**Exercise**
Repeat every line below exactly as it reads.
>> begin Data shown
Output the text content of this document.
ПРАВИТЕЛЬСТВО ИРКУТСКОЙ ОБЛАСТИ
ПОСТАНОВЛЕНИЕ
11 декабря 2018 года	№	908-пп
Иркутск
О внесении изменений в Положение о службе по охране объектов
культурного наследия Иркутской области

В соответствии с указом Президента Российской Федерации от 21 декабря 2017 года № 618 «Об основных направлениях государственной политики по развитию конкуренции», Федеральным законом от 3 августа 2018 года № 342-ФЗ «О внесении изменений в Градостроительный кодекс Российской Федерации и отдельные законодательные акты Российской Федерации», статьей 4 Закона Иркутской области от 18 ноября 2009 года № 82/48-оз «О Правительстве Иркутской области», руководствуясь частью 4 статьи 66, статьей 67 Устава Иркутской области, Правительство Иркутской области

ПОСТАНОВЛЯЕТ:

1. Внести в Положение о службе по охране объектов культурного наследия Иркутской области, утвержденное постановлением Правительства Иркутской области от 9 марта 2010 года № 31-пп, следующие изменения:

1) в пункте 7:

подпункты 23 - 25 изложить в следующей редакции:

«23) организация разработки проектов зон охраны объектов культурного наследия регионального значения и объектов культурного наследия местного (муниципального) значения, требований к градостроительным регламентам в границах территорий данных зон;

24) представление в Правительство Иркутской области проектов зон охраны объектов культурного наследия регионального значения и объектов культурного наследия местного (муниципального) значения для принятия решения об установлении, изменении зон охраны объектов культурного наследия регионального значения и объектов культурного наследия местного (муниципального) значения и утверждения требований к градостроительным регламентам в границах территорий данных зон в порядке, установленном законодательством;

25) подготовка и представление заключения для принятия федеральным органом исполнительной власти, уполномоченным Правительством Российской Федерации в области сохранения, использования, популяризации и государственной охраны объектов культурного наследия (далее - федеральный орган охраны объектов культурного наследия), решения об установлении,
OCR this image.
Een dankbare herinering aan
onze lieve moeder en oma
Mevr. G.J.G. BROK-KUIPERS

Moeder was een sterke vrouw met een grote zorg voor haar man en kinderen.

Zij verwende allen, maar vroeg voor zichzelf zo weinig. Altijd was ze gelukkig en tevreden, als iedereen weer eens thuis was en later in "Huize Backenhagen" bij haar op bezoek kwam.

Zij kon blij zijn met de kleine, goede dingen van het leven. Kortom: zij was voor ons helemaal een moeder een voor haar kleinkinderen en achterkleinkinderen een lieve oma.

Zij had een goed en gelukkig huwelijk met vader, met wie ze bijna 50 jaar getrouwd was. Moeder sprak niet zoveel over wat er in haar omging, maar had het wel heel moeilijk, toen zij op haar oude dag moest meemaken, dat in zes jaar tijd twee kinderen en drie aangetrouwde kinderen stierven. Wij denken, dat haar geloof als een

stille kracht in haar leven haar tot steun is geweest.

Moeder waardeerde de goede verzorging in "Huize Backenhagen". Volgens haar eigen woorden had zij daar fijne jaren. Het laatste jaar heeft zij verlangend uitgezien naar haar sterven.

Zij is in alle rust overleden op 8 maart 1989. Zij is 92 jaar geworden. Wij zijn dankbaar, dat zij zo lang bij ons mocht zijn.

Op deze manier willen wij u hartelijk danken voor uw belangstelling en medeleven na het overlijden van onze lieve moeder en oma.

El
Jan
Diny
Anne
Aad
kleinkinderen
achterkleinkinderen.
>> end Data shown
**Result of this exercise**
Output the text content of this document.
ПРАВИТЕЛЬСТВО ИРКУТСКОЙ ОБЛАСТИ
ПОСТАНОВЛЕНИЕ
11 декабря 2018 года	№	908-пп
Иркутск
О внесении изменений в Положение о службе по охране объектов
культурного наследия Иркутской области

В соответствии с указом Президента Российской Федерации от 21 декабря 2017 года № 618 «Об основных направлениях государственной политики по развитию конкуренции», Федеральным законом от 3 августа 2018 года № 342-ФЗ «О внесении изменений в Градостроительный кодекс Российской Федерации и отдельные законодательные акты Российской Федерации», статьей 4 Закона Иркутской области от 18 ноября 2009 года № 82/48-оз «О Правительстве Иркутской области», руководствуясь частью 4 статьи 66, статьей 67 Устава Иркутской области, Правительство Иркутской области

ПОСТАНОВЛЯЕТ:

1. Внести в Положение о службе по охране объектов культурного наследия Иркутской области, утвержденное постановлением Правительства Иркутской области от 9 марта 2010 года № 31-пп, следующие изменения:

1) в пункте 7:

подпункты 23 - 25 изложить в следующей редакции:

«23) организация разработки проектов зон охраны объектов культурного наследия регионального значения и объектов культурного наследия местного (муниципального) значения, требований к градостроительным регламентам в границах территорий данных зон;

24) представление в Правительство Иркутской области проектов зон охраны объектов культурного наследия регионального значения и объектов культурного наследия местного (муниципального) значения для принятия решения об установлении, изменении зон охраны объектов культурного наследия регионального значения и объектов культурного наследия местного (муниципального) значения и утверждения требований к градостроительным регламентам в границах территорий данных зон в порядке, установленном законодательством;

25) подготовка и представление заключения для принятия федеральным органом исполнительной власти, уполномоченным Правительством Российской Федерации в области сохранения, использования, популяризации и государственной охраны объектов культурного наследия (далее - федеральный орган охраны объектов культурного наследия), решения об установлении,
OCR this image.
Een dankbare herinering aan
onze lieve moeder en oma
Mevr. G.J.G. BROK-KUIPERS

Moeder was een sterke vrouw met een grote zorg voor haar man en kinderen.

Zij verwende allen, maar vroeg voor zichzelf zo weinig. Altijd was ze gelukkig en tevreden, als iedereen weer eens thuis was en later in "Huize Backenhagen" bij haar op bezoek kwam.

Zij kon blij zijn met de kleine, goede dingen van het leven. Kortom: zij was voor ons helemaal een moeder een voor haar kleinkinderen en achterkleinkinderen een lieve oma.

Zij had een goed en gelukkig huwelijk met vader, met wie ze bijna 50 jaar getrouwd was. Moeder sprak niet zoveel over wat er in haar omging, maar had het wel heel moeilijk, toen zij op haar oude dag moest meemaken, dat in zes jaar tijd twee kinderen en drie aangetrouwde kinderen stierven. Wij denken, dat haar geloof als een

stille kracht in haar leven haar tot steun is geweest.

Moeder waardeerde de goede verzorging in "Huize Backenhagen". Volgens haar eigen woorden had zij daar fijne jaren. Het laatste jaar heeft zij verlangend uitgezien naar haar sterven.

Zij is in alle rust overleden op 8 maart 1989. Zij is 92 jaar geworden. Wij zijn dankbaar, dat zij zo lang bij ons mocht zijn.

Op deze manier willen wij u hartelijk danken voor uw belangstelling en medeleven na het overlijden van onze lieve moeder en oma.

El
Jan
Diny
Anne
Aad
kleinkinderen
achterkleinkinderen.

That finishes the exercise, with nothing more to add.